* Begin Document section *

UNITED STATES DISTRICT COURT WESTERN DISTRICT OF NEW YORK


March 1, 2007

WILLIAM CLARENCE EDWARDS, PLAINTIFF,
v.
THE UNITED STATES DEPARTMENT OF AGRICULTURE, ET AL., DEFENDANTS.

The opinion of the court was delivered by: Marian W. Payson United States Magistrate Judge

DECISION & ORDER

By Order dated August 26, 2004, the above-captioned matter has been referred to the undersigned for the supervision of pre-trial discovery and the hearing and disposition of all non-dispositive motions, pursuant to 28 U.S.C. §§ 636(b)(A) and (B). (Docket # 11). Plaintiff William Clarence Edwards has filed suit against the United States Department of Agriculture and nine individual defendants asserting claims relating to a determination by the Farm Service Agency denying Edwards's application for a loan deficiency payment. (Docket # 7 at 5(A)).

On May 26, 2005, Edwards filed a motion to compel defendants' responses to various document discovery requests and seeking permission to conduct depositions of ten identified individuals. (Docket # 23). By Decision and Order dated March 29, 2006, this Court denied Edwards's motion with regard to the document requests, finding that the documents at issue had either already been produced to or made available for inspection by Edwards, or were not in the possession, custody or control of defendants. (Docket # 33). The Court further granted Edwards's motion to compel the depositions of seven of the ten individuals because such individuals were named as defendants in this action. Finally, the Court denied Edwards's motion with respect to the remaining three individuals on the grounds that the additional depositions would be cumulative and duplicative. Notwithstanding the above rulings, this Court specifically granted Edwards leave to file a new motion if he could demonstrate that additional responsive documents existed or if he could demonstrate sufficient need to depose the remaining three individuals. (Docket # 33).

Less than three weeks after the decision was issued by the Court, Edwards filed a "Second Motion to Compel Discovery." (Docket # 34). This second motion seeks substantially the same relief that was denied Edwards in the previous motion, and is thus more properly considered a motion for reconsideration.

* End Document section *
* Begin Data shown *

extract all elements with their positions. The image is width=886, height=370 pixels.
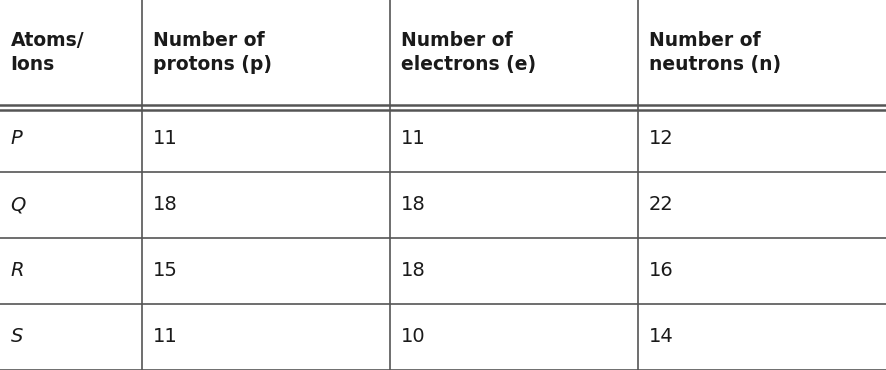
Text: 11: 11 (153, 129, 178, 148)
Text: 12: 12 (649, 129, 673, 148)
Text: 11: 11 (400, 129, 425, 148)
Text: Number of
electrons (e): Number of electrons (e) (400, 31, 536, 74)
Text: R: R (11, 261, 24, 280)
Text: 16: 16 (649, 261, 673, 280)
Text: 10: 10 (400, 327, 425, 346)
Text: Number of
neutrons (n): Number of neutrons (n) (649, 31, 781, 74)
Text: P: P (11, 129, 22, 148)
Text: 18: 18 (153, 195, 178, 214)
Text: Atoms/
Ions: Atoms/ Ions (11, 31, 84, 74)
Text: 18: 18 (400, 195, 425, 214)
Text: S: S (11, 327, 23, 346)
Text: 15: 15 (153, 261, 178, 280)
Text: 22: 22 (649, 195, 673, 214)
Text: Q: Q (11, 195, 26, 214)
Text: 14: 14 (649, 327, 673, 346)
Text: 18: 18 (400, 261, 425, 280)
Text: 11: 11 (153, 327, 178, 346)
Text: Number of
protons (p): Number of protons (p) (153, 31, 272, 74)
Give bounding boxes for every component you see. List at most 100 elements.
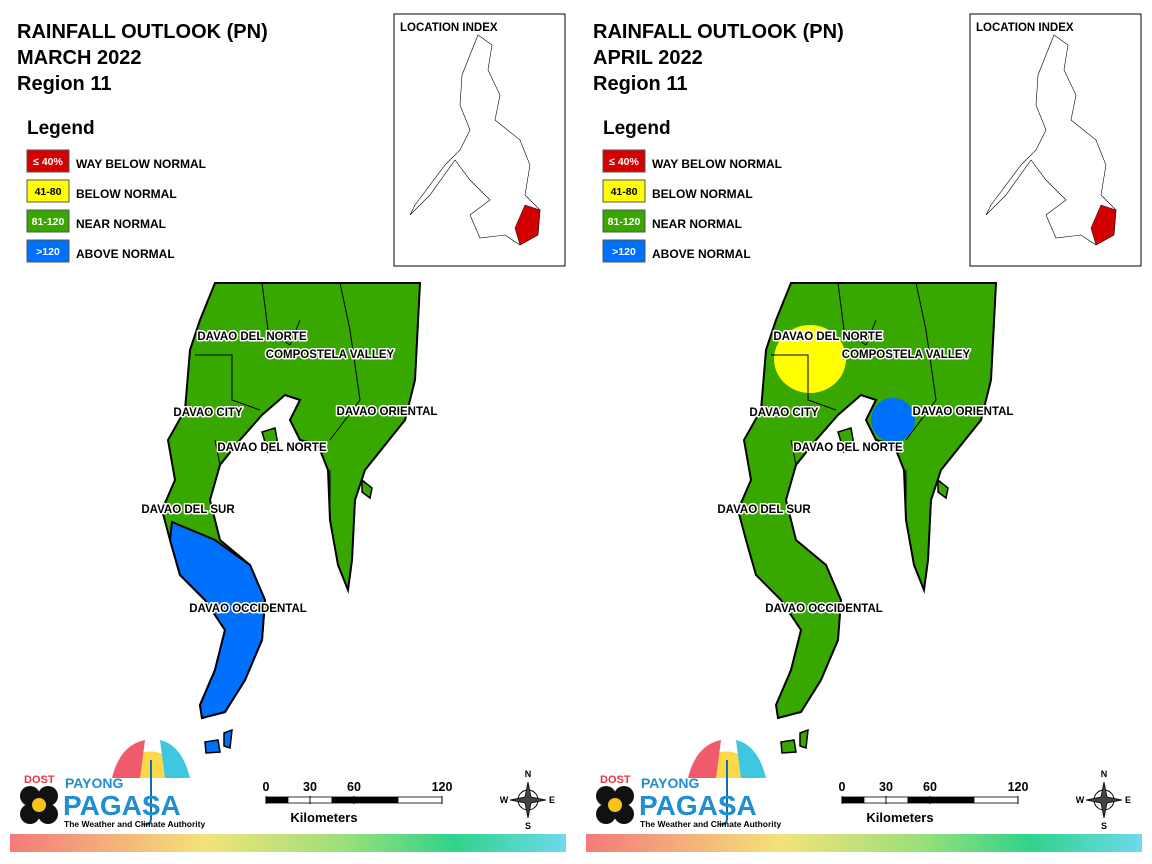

* End Data shown *

- Goal of the exercise:
Copy the part of the court decision that begins with "DECISION & ORDER" and stops after "7 at 5(A)).", replacing "supervision" with "oversight".

- Result of the exercise:
DECISION & ORDER

By Order dated August 26, 2004, the above-captioned matter has been referred to the undersigned for the oversight of pre-trial discovery and the hearing and disposition of all non-dispositive motions, pursuant to 28 U.S.C. §§ 636(b)(A) and (B). (Docket # 11). Plaintiff William Clarence Edwards has filed suit against the United States Department of Agriculture and nine individual defendants asserting claims relating to a determination by the Farm Service Agency denying Edwards's application for a loan deficiency payment. (Docket # 7 at 5(A)).